Start of Data for this exercise

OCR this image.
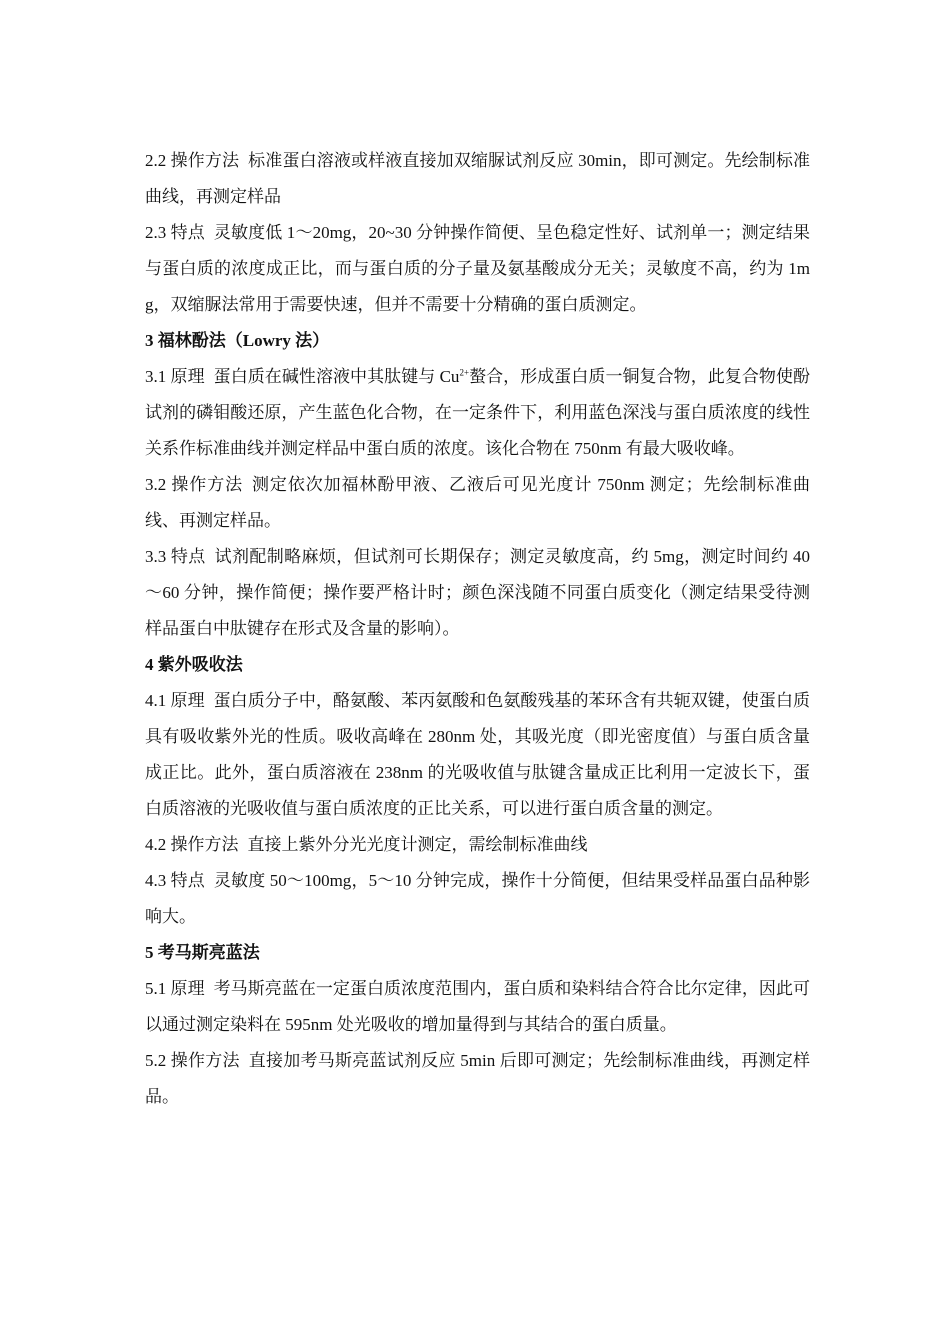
2.2 操作方法 标准蛋白溶液或样液直接加双缩脲试剂反应 30min，即可测定。先绘制标准曲线，再测定样品

2.3 特点 灵敏度低 1～20mg，20~30 分钟操作简便、呈色稳定性好、试剂单一；测定结果与蛋白质的浓度成正比，而与蛋白质的分子量及氨基酸成分无关；灵敏度不高，约为 1mg，双缩脲法常用于需要快速，但并不需要十分精确的蛋白质测定。

3 福林酚法（Lowry 法）

3.1 原理 蛋白质在碱性溶液中其肽键与 $Cu^{2+}$螯合，形成蛋白质一铜复合物，此复合物使酚试剂的磷钼酸还原，产生蓝色化合物，在一定条件下，利用蓝色深浅与蛋白质浓度的线性关系作标准曲线并测定样品中蛋白质的浓度。该化合物在 750nm 有最大吸收峰。

3.2 操作方法 测定依次加福林酚甲液、乙液后可见光度计 750nm 测定；先绘制标准曲线、再测定样品。

3.3 特点 试剂配制略麻烦，但试剂可长期保存；测定灵敏度高，约 5mg，测定时间约 40～60 分钟，操作简便；操作要严格计时；颜色深浅随不同蛋白质变化（测定结果受待测样品蛋白中肽键存在形式及含量的影响）。

4 紫外吸收法

4.1 原理 蛋白质分子中，酪氨酸、苯丙氨酸和色氨酸残基的苯环含有共轭双键，使蛋白质具有吸收紫外光的性质。吸收高峰在 280nm 处，其吸光度（即光密度值）与蛋白质含量成正比。此外，蛋白质溶液在 238nm 的光吸收值与肽键含量成正比利用一定波长下，蛋白质溶液的光吸收值与蛋白质浓度的正比关系，可以进行蛋白质含量的测定。

4.2 操作方法 直接上紫外分光光度计测定，需绘制标准曲线

4.3 特点 灵敏度 50～100mg，5～10 分钟完成，操作十分简便，但结果受样品蛋白品种影响大。

5 考马斯亮蓝法

5.1 原理 考马斯亮蓝在一定蛋白质浓度范围内，蛋白质和染料结合符合比尔定律，因此可以通过测定染料在 595nm 处光吸收的增加量得到与其结合的蛋白质量。

5.2 操作方法 直接加考马斯亮蓝试剂反应 5min 后即可测定；先绘制标准曲线，再测定样品。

End of Data for this exercise

- _What this task involves_:
Extract every line of the data exactly; pictures stay out.

- _Response for this exercise_:
OCR this image.
2.2 操作方法 标准蛋白溶液或样液直接加双缩脲试剂反应 30min，即可测定。先绘制标准曲线，再测定样品

2.3 特点 灵敏度低 1～20mg，20~30 分钟操作简便、呈色稳定性好、试剂单一；测定结果与蛋白质的浓度成正比，而与蛋白质的分子量及氨基酸成分无关；灵敏度不高，约为 1mg，双缩脲法常用于需要快速，但并不需要十分精确的蛋白质测定。

3 福林酚法（Lowry 法）

3.1 原理 蛋白质在碱性溶液中其肽键与 $Cu^{2+}$螯合，形成蛋白质一铜复合物，此复合物使酚试剂的磷钼酸还原，产生蓝色化合物，在一定条件下，利用蓝色深浅与蛋白质浓度的线性关系作标准曲线并测定样品中蛋白质的浓度。该化合物在 750nm 有最大吸收峰。

3.2 操作方法 测定依次加福林酚甲液、乙液后可见光度计 750nm 测定；先绘制标准曲线、再测定样品。

3.3 特点 试剂配制略麻烦，但试剂可长期保存；测定灵敏度高，约 5mg，测定时间约 40～60 分钟，操作简便；操作要严格计时；颜色深浅随不同蛋白质变化（测定结果受待测样品蛋白中肽键存在形式及含量的影响）。

4 紫外吸收法

4.1 原理 蛋白质分子中，酪氨酸、苯丙氨酸和色氨酸残基的苯环含有共轭双键，使蛋白质具有吸收紫外光的性质。吸收高峰在 280nm 处，其吸光度（即光密度值）与蛋白质含量成正比。此外，蛋白质溶液在 238nm 的光吸收值与肽键含量成正比利用一定波长下，蛋白质溶液的光吸收值与蛋白质浓度的正比关系，可以进行蛋白质含量的测定。

4.2 操作方法 直接上紫外分光光度计测定，需绘制标准曲线

4.3 特点 灵敏度 50～100mg，5～10 分钟完成，操作十分简便，但结果受样品蛋白品种影响大。

5 考马斯亮蓝法

5.1 原理 考马斯亮蓝在一定蛋白质浓度范围内，蛋白质和染料结合符合比尔定律，因此可以通过测定染料在 595nm 处光吸收的增加量得到与其结合的蛋白质量。

5.2 操作方法 直接加考马斯亮蓝试剂反应 5min 后即可测定；先绘制标准曲线，再测定样品。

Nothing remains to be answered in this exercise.